→ The exercise: An exact copy of every record is needed.
/---
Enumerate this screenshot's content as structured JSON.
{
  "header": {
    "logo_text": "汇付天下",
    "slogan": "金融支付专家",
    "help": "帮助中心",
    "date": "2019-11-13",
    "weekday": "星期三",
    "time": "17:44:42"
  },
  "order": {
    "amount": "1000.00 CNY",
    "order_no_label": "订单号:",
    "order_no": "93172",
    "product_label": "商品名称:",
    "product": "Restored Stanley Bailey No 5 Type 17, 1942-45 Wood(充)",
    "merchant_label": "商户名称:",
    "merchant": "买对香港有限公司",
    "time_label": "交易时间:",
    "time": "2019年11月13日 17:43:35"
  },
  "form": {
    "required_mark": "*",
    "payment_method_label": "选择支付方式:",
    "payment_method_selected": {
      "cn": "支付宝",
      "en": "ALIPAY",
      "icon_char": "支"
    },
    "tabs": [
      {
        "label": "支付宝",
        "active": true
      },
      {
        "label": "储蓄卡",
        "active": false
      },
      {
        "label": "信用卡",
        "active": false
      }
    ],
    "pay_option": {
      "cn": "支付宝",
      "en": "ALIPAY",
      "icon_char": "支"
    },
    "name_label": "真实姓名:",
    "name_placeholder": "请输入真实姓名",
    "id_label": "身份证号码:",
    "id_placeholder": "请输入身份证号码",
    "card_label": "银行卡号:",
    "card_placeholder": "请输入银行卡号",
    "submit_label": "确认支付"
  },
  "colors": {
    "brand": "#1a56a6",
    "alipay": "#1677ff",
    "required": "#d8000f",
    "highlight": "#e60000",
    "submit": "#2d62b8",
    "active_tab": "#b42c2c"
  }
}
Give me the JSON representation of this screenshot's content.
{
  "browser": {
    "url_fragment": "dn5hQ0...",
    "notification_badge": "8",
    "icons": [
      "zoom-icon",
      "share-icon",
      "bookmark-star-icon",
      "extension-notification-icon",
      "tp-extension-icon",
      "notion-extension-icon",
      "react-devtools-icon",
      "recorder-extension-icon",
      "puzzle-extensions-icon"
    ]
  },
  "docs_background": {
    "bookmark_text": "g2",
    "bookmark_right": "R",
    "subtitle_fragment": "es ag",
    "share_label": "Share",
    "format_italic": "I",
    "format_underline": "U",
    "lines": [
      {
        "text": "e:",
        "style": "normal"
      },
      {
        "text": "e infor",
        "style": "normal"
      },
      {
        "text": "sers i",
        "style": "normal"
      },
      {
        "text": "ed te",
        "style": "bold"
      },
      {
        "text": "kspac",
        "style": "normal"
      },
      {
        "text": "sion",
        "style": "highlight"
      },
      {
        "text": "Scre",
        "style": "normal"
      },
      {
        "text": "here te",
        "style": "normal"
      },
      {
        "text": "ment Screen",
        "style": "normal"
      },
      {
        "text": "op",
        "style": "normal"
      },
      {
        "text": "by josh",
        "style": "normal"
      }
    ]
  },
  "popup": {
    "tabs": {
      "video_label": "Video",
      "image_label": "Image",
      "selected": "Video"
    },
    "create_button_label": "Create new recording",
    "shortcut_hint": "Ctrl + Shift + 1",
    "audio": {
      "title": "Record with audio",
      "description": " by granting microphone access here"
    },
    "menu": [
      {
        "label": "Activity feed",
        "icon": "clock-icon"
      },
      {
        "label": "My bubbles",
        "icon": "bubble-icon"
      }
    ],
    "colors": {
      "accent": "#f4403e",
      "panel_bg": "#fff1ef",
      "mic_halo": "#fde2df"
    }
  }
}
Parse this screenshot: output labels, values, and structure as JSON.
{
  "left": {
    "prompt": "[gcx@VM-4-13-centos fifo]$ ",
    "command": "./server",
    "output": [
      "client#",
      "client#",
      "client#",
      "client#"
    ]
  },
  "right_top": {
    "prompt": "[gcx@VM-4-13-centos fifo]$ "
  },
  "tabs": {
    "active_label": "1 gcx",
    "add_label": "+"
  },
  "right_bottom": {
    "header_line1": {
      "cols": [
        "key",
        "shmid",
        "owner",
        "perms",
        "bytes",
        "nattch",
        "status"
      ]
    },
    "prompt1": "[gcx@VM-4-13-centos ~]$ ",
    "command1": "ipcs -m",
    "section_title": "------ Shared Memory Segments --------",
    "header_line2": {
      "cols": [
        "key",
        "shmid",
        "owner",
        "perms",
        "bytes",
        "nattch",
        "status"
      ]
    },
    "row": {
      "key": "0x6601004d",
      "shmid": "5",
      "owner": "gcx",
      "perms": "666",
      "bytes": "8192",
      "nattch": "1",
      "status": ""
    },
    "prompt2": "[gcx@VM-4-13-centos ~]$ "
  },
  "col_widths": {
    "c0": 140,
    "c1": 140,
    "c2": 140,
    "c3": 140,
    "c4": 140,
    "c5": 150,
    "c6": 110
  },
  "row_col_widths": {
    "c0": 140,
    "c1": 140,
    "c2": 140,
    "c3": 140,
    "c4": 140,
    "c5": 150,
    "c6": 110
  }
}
\---
→ Reply to the task:
Enumerate this screenshot's content as structured JSON.
{
  "header": {
    "logo_text": "汇付天下",
    "slogan": "金融支付专家",
    "help": "帮助中心",
    "date": "2019-11-13",
    "weekday": "星期三",
    "time": "17:44:42"
  },
  "order": {
    "amount": "1000.00 CNY",
    "order_no_label": "订单号:",
    "order_no": "93172",
    "product_label": "商品名称:",
    "product": "Restored Stanley Bailey No 5 Type 17, 1942-45 Wood(充)",
    "merchant_label": "商户名称:",
    "merchant": "买对香港有限公司",
    "time_label": "交易时间:",
    "time": "2019年11月13日 17:43:35"
  },
  "form": {
    "required_mark": "*",
    "payment_method_label": "选择支付方式:",
    "payment_method_selected": {
      "cn": "支付宝",
      "en": "ALIPAY",
      "icon_char": "支"
    },
    "tabs": [
      {
        "label": "支付宝",
        "active": true
      },
      {
        "label": "储蓄卡",
        "active": false
      },
      {
        "label": "信用卡",
        "active": false
      }
    ],
    "pay_option": {
      "cn": "支付宝",
      "en": "ALIPAY",
      "icon_char": "支"
    },
    "name_label": "真实姓名:",
    "name_placeholder": "请输入真实姓名",
    "id_label": "身份证号码:",
    "id_placeholder": "请输入身份证号码",
    "card_label": "银行卡号:",
    "card_placeholder": "请输入银行卡号",
    "submit_label": "确认支付"
  },
  "colors": {
    "brand": "#1a56a6",
    "alipay": "#1677ff",
    "required": "#d8000f",
    "highlight": "#e60000",
    "submit": "#2d62b8",
    "active_tab": "#b42c2c"
  }
}
Give me the JSON representation of this screenshot's content.
{
  "browser": {
    "url_fragment": "dn5hQ0...",
    "notification_badge": "8",
    "icons": [
      "zoom-icon",
      "share-icon",
      "bookmark-star-icon",
      "extension-notification-icon",
      "tp-extension-icon",
      "notion-extension-icon",
      "react-devtools-icon",
      "recorder-extension-icon",
      "puzzle-extensions-icon"
    ]
  },
  "docs_background": {
    "bookmark_text": "g2",
    "bookmark_right": "R",
    "subtitle_fragment": "es ag",
    "share_label": "Share",
    "format_italic": "I",
    "format_underline": "U",
    "lines": [
      {
        "text": "e:",
        "style": "normal"
      },
      {
        "text": "e infor",
        "style": "normal"
      },
      {
        "text": "sers i",
        "style": "normal"
      },
      {
        "text": "ed te",
        "style": "bold"
      },
      {
        "text": "kspac",
        "style": "normal"
      },
      {
        "text": "sion",
        "style": "highlight"
      },
      {
        "text": "Scre",
        "style": "normal"
      },
      {
        "text": "here te",
        "style": "normal"
      },
      {
        "text": "ment Screen",
        "style": "normal"
      },
      {
        "text": "op",
        "style": "normal"
      },
      {
        "text": "by josh",
        "style": "normal"
      }
    ]
  },
  "popup": {
    "tabs": {
      "video_label": "Video",
      "image_label": "Image",
      "selected": "Video"
    },
    "create_button_label": "Create new recording",
    "shortcut_hint": "Ctrl + Shift + 1",
    "audio": {
      "title": "Record with audio",
      "description": " by granting microphone access here"
    },
    "menu": [
      {
        "label": "Activity feed",
        "icon": "clock-icon"
      },
      {
        "label": "My bubbles",
        "icon": "bubble-icon"
      }
    ],
    "colors": {
      "accent": "#f4403e",
      "panel_bg": "#fff1ef",
      "mic_halo": "#fde2df"
    }
  }
}
Parse this screenshot: output labels, values, and structure as JSON.
{
  "left": {
    "prompt": "[gcx@VM-4-13-centos fifo]$ ",
    "command": "./server",
    "output": [
      "client#",
      "client#",
      "client#",
      "client#"
    ]
  },
  "right_top": {
    "prompt": "[gcx@VM-4-13-centos fifo]$ "
  },
  "tabs": {
    "active_label": "1 gcx",
    "add_label": "+"
  },
  "right_bottom": {
    "header_line1": {
      "cols": [
        "key",
        "shmid",
        "owner",
        "perms",
        "bytes",
        "nattch",
        "status"
      ]
    },
    "prompt1": "[gcx@VM-4-13-centos ~]$ ",
    "command1": "ipcs -m",
    "section_title": "------ Shared Memory Segments --------",
    "header_line2": {
      "cols": [
        "key",
        "shmid",
        "owner",
        "perms",
        "bytes",
        "nattch",
        "status"
      ]
    },
    "row": {
      "key": "0x6601004d",
      "shmid": "5",
      "owner": "gcx",
      "perms": "666",
      "bytes": "8192",
      "nattch": "1",
      "status": ""
    },
    "prompt2": "[gcx@VM-4-13-centos ~]$ "
  },
  "col_widths": {
    "c0": 140,
    "c1": 140,
    "c2": 140,
    "c3": 140,
    "c4": 140,
    "c5": 150,
    "c6": 110
  },
  "row_col_widths": {
    "c0": 140,
    "c1": 140,
    "c2": 140,
    "c3": 140,
    "c4": 140,
    "c5": 150,
    "c6": 110
  }
}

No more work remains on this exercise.